■ **THE EXERCISE**: Look through the records below, count the lines with the word "этомъ", and reply with only the number.

══ DATASET RECORDS

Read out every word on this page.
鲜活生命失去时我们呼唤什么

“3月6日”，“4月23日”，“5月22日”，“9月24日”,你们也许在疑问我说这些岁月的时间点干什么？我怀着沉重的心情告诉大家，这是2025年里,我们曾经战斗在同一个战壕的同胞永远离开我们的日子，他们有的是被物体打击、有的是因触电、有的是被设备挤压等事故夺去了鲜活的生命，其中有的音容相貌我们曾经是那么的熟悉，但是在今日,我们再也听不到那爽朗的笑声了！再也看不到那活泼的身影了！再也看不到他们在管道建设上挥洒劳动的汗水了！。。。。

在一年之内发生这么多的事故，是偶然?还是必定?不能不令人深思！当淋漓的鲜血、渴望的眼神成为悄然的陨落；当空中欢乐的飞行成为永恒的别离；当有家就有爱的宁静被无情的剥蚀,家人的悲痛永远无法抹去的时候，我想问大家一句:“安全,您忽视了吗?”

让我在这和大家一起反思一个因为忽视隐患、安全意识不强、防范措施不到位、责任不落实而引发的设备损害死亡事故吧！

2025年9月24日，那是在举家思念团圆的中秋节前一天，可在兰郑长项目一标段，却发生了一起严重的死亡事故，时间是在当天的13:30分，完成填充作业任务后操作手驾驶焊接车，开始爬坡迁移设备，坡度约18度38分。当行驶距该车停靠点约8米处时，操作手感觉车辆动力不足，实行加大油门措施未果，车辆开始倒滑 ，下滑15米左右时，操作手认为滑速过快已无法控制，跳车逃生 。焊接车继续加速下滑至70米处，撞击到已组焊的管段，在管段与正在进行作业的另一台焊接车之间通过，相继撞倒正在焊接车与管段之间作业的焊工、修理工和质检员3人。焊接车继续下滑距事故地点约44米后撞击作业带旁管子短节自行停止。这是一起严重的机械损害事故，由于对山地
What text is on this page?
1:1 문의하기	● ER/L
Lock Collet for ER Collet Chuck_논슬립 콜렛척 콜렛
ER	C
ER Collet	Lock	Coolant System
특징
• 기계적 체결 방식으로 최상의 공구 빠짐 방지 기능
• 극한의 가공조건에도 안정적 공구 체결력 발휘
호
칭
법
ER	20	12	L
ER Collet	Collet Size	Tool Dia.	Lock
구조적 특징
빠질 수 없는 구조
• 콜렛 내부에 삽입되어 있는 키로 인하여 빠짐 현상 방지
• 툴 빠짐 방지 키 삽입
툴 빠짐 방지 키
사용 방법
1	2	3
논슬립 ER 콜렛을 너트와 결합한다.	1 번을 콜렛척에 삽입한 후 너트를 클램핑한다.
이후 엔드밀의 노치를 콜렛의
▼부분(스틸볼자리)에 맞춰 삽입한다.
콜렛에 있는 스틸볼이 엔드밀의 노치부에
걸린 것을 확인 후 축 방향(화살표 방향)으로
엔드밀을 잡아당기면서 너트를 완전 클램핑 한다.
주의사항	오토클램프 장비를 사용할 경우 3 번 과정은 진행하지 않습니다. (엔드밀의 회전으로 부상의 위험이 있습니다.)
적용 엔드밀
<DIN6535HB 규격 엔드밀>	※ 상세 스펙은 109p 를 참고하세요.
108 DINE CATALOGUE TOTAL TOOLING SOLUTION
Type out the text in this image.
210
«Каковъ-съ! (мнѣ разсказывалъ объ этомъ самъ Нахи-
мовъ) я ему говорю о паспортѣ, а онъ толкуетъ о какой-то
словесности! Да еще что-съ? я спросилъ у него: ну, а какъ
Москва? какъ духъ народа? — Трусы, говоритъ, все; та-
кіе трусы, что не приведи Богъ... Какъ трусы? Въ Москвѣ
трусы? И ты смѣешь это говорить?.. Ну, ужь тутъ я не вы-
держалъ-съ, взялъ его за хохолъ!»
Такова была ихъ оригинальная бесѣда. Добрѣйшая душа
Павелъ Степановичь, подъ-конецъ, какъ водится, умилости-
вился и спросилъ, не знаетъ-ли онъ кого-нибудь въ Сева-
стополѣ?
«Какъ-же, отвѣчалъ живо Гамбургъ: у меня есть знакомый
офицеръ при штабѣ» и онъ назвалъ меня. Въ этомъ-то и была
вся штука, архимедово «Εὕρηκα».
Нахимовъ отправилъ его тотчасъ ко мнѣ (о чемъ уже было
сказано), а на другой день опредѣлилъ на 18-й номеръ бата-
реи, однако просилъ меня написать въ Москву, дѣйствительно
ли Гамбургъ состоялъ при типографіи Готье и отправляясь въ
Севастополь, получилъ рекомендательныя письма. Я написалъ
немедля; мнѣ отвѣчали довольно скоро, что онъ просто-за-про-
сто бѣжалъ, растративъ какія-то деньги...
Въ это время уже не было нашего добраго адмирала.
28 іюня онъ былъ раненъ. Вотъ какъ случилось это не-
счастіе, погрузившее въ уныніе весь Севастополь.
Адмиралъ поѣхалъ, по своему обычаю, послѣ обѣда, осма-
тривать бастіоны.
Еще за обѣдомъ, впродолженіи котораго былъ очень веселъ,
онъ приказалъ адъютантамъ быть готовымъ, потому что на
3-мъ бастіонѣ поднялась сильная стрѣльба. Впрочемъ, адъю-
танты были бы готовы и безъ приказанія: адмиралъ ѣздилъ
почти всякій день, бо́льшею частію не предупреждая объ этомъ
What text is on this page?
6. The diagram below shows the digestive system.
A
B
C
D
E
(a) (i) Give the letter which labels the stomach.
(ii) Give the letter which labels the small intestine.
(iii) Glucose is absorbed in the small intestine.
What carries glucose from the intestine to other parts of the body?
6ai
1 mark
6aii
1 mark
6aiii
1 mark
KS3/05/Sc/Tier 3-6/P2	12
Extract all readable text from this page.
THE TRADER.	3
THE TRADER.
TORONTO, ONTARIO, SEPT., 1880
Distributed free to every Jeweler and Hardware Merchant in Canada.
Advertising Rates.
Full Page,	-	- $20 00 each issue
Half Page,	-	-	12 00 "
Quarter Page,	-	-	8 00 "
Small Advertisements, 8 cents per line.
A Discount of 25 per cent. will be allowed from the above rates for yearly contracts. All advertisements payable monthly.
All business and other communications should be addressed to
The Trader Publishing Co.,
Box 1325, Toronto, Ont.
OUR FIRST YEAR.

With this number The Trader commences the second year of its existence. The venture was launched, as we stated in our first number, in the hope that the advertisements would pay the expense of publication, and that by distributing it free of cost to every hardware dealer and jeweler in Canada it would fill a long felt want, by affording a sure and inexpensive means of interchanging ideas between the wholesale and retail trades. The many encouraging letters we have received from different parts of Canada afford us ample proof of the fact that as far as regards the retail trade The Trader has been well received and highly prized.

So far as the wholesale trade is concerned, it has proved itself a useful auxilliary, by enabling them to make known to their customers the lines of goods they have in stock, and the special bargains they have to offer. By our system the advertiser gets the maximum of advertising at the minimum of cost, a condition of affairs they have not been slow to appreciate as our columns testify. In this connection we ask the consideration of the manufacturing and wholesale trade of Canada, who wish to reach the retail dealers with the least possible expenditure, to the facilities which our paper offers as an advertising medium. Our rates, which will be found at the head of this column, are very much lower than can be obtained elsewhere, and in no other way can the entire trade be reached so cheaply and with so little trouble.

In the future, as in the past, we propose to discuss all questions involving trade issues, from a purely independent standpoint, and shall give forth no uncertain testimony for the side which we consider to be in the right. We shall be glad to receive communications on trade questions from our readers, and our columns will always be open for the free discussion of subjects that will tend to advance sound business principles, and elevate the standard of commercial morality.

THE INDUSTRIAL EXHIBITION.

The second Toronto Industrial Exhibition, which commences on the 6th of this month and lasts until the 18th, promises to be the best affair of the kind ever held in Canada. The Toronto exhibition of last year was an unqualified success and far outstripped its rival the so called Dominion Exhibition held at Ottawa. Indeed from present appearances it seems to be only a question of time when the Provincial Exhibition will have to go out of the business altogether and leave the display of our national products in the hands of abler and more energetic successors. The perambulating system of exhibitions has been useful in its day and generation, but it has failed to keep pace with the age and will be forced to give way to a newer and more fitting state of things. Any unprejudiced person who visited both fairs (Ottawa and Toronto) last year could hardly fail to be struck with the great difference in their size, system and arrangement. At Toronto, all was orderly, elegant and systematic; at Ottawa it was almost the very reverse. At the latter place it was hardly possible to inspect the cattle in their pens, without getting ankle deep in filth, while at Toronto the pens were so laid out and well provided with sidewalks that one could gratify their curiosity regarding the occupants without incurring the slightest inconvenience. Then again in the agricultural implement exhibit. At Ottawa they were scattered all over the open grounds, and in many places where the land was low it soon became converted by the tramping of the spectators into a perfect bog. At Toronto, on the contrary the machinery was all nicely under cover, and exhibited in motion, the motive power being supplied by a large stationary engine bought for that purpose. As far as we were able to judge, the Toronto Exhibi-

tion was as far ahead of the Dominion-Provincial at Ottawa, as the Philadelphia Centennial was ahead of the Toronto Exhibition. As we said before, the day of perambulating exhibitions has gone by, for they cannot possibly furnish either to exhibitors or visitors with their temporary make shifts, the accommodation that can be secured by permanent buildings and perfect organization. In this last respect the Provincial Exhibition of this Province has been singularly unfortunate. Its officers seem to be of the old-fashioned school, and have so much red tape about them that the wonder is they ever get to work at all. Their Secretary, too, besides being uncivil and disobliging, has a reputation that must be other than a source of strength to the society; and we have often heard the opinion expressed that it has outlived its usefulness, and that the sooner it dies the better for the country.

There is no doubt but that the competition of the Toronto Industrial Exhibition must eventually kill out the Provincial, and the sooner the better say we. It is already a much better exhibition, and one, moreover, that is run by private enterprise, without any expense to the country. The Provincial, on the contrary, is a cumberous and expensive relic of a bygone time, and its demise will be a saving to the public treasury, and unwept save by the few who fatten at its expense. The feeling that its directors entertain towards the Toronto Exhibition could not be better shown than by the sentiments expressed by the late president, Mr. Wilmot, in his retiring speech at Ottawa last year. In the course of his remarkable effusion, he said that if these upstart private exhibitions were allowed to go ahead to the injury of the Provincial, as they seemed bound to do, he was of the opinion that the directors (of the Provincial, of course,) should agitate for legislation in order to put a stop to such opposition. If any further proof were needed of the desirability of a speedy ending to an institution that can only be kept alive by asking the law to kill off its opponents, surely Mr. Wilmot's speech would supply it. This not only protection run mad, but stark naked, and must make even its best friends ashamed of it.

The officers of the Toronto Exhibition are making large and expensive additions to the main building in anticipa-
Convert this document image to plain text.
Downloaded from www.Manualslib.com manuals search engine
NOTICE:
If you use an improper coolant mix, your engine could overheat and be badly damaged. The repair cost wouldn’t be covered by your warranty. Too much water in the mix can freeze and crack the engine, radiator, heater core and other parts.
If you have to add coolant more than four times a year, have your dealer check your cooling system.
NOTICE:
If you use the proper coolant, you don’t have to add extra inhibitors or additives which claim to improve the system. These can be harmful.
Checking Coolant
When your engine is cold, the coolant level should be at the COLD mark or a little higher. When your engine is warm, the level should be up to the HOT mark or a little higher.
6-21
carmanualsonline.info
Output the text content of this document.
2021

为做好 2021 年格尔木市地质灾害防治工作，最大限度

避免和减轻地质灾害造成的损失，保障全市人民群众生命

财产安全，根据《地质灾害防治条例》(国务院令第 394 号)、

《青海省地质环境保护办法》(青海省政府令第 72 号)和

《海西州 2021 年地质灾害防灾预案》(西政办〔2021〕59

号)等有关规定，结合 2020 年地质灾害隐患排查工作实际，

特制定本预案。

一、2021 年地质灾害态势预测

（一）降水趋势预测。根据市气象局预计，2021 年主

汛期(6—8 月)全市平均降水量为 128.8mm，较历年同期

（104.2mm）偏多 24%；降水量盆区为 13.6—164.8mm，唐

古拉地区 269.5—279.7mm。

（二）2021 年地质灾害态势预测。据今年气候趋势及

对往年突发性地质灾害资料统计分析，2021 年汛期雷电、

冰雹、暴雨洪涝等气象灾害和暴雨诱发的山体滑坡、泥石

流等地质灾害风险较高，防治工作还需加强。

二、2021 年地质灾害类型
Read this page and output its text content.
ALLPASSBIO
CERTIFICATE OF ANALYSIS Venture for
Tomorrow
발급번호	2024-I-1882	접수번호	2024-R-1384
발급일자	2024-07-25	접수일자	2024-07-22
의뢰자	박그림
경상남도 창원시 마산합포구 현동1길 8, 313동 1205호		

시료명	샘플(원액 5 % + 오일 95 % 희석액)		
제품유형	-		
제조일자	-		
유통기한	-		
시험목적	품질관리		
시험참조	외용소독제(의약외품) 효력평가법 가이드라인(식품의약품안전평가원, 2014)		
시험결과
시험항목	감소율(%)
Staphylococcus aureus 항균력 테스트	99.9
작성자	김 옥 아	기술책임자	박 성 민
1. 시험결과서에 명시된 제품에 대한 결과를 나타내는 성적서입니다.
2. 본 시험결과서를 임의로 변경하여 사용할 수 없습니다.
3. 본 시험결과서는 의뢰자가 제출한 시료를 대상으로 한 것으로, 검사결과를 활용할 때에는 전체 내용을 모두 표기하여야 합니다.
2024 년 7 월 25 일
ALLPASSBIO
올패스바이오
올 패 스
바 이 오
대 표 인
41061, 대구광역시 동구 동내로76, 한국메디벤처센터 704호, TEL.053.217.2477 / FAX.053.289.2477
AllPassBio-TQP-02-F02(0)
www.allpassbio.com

════

■ **TASK OUTPUT**: 3